### Written request
Below are some records; reproduce every one of them exactly.

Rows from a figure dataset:
_____

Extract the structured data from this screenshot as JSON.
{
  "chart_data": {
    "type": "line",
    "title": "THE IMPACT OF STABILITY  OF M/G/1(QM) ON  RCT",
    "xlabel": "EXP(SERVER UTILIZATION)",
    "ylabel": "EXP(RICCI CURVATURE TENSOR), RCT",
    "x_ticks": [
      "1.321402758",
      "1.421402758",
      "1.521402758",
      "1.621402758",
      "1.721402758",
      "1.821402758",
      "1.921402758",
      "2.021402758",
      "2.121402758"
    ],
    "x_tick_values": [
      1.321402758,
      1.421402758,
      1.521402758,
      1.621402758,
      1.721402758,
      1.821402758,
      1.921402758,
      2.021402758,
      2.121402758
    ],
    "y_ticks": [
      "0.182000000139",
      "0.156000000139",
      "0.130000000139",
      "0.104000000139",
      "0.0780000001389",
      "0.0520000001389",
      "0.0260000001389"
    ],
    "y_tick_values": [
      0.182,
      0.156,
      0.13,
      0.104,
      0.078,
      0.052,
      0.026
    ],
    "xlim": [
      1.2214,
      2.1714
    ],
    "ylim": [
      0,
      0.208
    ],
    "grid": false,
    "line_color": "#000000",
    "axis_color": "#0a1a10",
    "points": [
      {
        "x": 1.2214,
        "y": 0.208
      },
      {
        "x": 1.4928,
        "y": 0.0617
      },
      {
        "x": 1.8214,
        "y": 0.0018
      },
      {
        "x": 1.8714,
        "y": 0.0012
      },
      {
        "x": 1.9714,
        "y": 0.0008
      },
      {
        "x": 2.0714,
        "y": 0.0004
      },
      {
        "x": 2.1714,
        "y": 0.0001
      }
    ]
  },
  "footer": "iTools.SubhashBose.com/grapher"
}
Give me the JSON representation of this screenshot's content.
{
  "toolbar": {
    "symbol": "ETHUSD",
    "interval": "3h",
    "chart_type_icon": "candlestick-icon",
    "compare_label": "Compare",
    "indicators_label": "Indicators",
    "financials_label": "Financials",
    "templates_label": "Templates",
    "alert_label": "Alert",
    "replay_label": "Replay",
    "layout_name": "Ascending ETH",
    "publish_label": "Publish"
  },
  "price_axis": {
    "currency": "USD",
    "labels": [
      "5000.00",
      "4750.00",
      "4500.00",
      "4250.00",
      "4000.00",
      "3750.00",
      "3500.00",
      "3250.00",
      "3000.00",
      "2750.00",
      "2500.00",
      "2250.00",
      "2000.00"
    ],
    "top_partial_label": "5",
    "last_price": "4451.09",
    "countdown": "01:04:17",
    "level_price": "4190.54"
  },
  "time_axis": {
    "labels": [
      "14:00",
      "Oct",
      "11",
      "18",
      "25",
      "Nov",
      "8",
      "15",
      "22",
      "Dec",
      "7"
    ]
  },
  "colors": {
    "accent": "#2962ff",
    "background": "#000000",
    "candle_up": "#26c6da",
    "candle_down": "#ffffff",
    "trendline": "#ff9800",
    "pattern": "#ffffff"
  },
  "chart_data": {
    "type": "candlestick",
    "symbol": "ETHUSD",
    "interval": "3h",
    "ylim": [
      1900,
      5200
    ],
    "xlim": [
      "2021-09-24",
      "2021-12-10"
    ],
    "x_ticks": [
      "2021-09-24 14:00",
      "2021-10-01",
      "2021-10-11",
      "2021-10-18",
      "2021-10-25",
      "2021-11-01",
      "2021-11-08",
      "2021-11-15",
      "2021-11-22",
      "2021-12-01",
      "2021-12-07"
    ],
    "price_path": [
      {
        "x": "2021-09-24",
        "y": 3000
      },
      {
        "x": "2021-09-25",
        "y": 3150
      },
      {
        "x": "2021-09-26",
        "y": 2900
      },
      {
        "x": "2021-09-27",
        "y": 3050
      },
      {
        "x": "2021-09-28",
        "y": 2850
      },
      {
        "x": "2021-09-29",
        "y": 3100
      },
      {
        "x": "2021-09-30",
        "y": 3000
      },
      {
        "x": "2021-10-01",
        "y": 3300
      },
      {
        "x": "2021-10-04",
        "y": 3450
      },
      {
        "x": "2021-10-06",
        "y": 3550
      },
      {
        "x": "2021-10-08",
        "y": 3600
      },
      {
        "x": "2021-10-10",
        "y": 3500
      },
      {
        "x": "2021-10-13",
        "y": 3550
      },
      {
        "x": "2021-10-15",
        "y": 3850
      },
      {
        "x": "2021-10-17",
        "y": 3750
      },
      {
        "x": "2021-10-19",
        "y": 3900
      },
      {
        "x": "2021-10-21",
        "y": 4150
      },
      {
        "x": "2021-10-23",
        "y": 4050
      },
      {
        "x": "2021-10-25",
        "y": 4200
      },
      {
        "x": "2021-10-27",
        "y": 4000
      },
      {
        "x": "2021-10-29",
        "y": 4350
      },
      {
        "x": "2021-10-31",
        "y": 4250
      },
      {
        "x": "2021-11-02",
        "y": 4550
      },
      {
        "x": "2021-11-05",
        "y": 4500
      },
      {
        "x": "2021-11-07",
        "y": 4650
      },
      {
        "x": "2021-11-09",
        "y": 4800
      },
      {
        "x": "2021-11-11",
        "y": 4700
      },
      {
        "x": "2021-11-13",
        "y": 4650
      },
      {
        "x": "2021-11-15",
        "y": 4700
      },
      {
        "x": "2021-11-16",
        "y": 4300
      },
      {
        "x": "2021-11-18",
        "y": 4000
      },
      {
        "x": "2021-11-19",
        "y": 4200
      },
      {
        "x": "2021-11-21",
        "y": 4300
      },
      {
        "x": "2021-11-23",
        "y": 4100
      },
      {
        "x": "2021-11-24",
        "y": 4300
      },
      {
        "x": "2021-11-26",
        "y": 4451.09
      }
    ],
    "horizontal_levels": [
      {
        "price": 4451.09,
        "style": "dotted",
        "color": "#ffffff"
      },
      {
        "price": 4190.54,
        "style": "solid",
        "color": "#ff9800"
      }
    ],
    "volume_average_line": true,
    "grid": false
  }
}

_____

### The reply
Extract the structured data from this screenshot as JSON.
{
  "chart_data": {
    "type": "line",
    "title": "THE IMPACT OF STABILITY  OF M/G/1(QM) ON  RCT",
    "xlabel": "EXP(SERVER UTILIZATION)",
    "ylabel": "EXP(RICCI CURVATURE TENSOR), RCT",
    "x_ticks": [
      "1.321402758",
      "1.421402758",
      "1.521402758",
      "1.621402758",
      "1.721402758",
      "1.821402758",
      "1.921402758",
      "2.021402758",
      "2.121402758"
    ],
    "x_tick_values": [
      1.321402758,
      1.421402758,
      1.521402758,
      1.621402758,
      1.721402758,
      1.821402758,
      1.921402758,
      2.021402758,
      2.121402758
    ],
    "y_ticks": [
      "0.182000000139",
      "0.156000000139",
      "0.130000000139",
      "0.104000000139",
      "0.0780000001389",
      "0.0520000001389",
      "0.0260000001389"
    ],
    "y_tick_values": [
      0.182,
      0.156,
      0.13,
      0.104,
      0.078,
      0.052,
      0.026
    ],
    "xlim": [
      1.2214,
      2.1714
    ],
    "ylim": [
      0,
      0.208
    ],
    "grid": false,
    "line_color": "#000000",
    "axis_color": "#0a1a10",
    "points": [
      {
        "x": 1.2214,
        "y": 0.208
      },
      {
        "x": 1.4928,
        "y": 0.0617
      },
      {
        "x": 1.8214,
        "y": 0.0018
      },
      {
        "x": 1.8714,
        "y": 0.0012
      },
      {
        "x": 1.9714,
        "y": 0.0008
      },
      {
        "x": 2.0714,
        "y": 0.0004
      },
      {
        "x": 2.1714,
        "y": 0.0001
      }
    ]
  },
  "footer": "iTools.SubhashBose.com/grapher"
}
Give me the JSON representation of this screenshot's content.
{
  "toolbar": {
    "symbol": "ETHUSD",
    "interval": "3h",
    "chart_type_icon": "candlestick-icon",
    "compare_label": "Compare",
    "indicators_label": "Indicators",
    "financials_label": "Financials",
    "templates_label": "Templates",
    "alert_label": "Alert",
    "replay_label": "Replay",
    "layout_name": "Ascending ETH",
    "publish_label": "Publish"
  },
  "price_axis": {
    "currency": "USD",
    "labels": [
      "5000.00",
      "4750.00",
      "4500.00",
      "4250.00",
      "4000.00",
      "3750.00",
      "3500.00",
      "3250.00",
      "3000.00",
      "2750.00",
      "2500.00",
      "2250.00",
      "2000.00"
    ],
    "top_partial_label": "5",
    "last_price": "4451.09",
    "countdown": "01:04:17",
    "level_price": "4190.54"
  },
  "time_axis": {
    "labels": [
      "14:00",
      "Oct",
      "11",
      "18",
      "25",
      "Nov",
      "8",
      "15",
      "22",
      "Dec",
      "7"
    ]
  },
  "colors": {
    "accent": "#2962ff",
    "background": "#000000",
    "candle_up": "#26c6da",
    "candle_down": "#ffffff",
    "trendline": "#ff9800",
    "pattern": "#ffffff"
  },
  "chart_data": {
    "type": "candlestick",
    "symbol": "ETHUSD",
    "interval": "3h",
    "ylim": [
      1900,
      5200
    ],
    "xlim": [
      "2021-09-24",
      "2021-12-10"
    ],
    "x_ticks": [
      "2021-09-24 14:00",
      "2021-10-01",
      "2021-10-11",
      "2021-10-18",
      "2021-10-25",
      "2021-11-01",
      "2021-11-08",
      "2021-11-15",
      "2021-11-22",
      "2021-12-01",
      "2021-12-07"
    ],
    "price_path": [
      {
        "x": "2021-09-24",
        "y": 3000
      },
      {
        "x": "2021-09-25",
        "y": 3150
      },
      {
        "x": "2021-09-26",
        "y": 2900
      },
      {
        "x": "2021-09-27",
        "y": 3050
      },
      {
        "x": "2021-09-28",
        "y": 2850
      },
      {
        "x": "2021-09-29",
        "y": 3100
      },
      {
        "x": "2021-09-30",
        "y": 3000
      },
      {
        "x": "2021-10-01",
        "y": 3300
      },
      {
        "x": "2021-10-04",
        "y": 3450
      },
      {
        "x": "2021-10-06",
        "y": 3550
      },
      {
        "x": "2021-10-08",
        "y": 3600
      },
      {
        "x": "2021-10-10",
        "y": 3500
      },
      {
        "x": "2021-10-13",
        "y": 3550
      },
      {
        "x": "2021-10-15",
        "y": 3850
      },
      {
        "x": "2021-10-17",
        "y": 3750
      },
      {
        "x": "2021-10-19",
        "y": 3900
      },
      {
        "x": "2021-10-21",
        "y": 4150
      },
      {
        "x": "2021-10-23",
        "y": 4050
      },
      {
        "x": "2021-10-25",
        "y": 4200
      },
      {
        "x": "2021-10-27",
        "y": 4000
      },
      {
        "x": "2021-10-29",
        "y": 4350
      },
      {
        "x": "2021-10-31",
        "y": 4250
      },
      {
        "x": "2021-11-02",
        "y": 4550
      },
      {
        "x": "2021-11-05",
        "y": 4500
      },
      {
        "x": "2021-11-07",
        "y": 4650
      },
      {
        "x": "2021-11-09",
        "y": 4800
      },
      {
        "x": "2021-11-11",
        "y": 4700
      },
      {
        "x": "2021-11-13",
        "y": 4650
      },
      {
        "x": "2021-11-15",
        "y": 4700
      },
      {
        "x": "2021-11-16",
        "y": 4300
      },
      {
        "x": "2021-11-18",
        "y": 4000
      },
      {
        "x": "2021-11-19",
        "y": 4200
      },
      {
        "x": "2021-11-21",
        "y": 4300
      },
      {
        "x": "2021-11-23",
        "y": 4100
      },
      {
        "x": "2021-11-24",
        "y": 4300
      },
      {
        "x": "2021-11-26",
        "y": 4451.09
      }
    ],
    "horizontal_levels": [
      {
        "price": 4451.09,
        "style": "dotted",
        "color": "#ffffff"
      },
      {
        "price": 4190.54,
        "style": "solid",
        "color": "#ff9800"
      }
    ],
    "volume_average_line": true,
    "grid": false
  }
}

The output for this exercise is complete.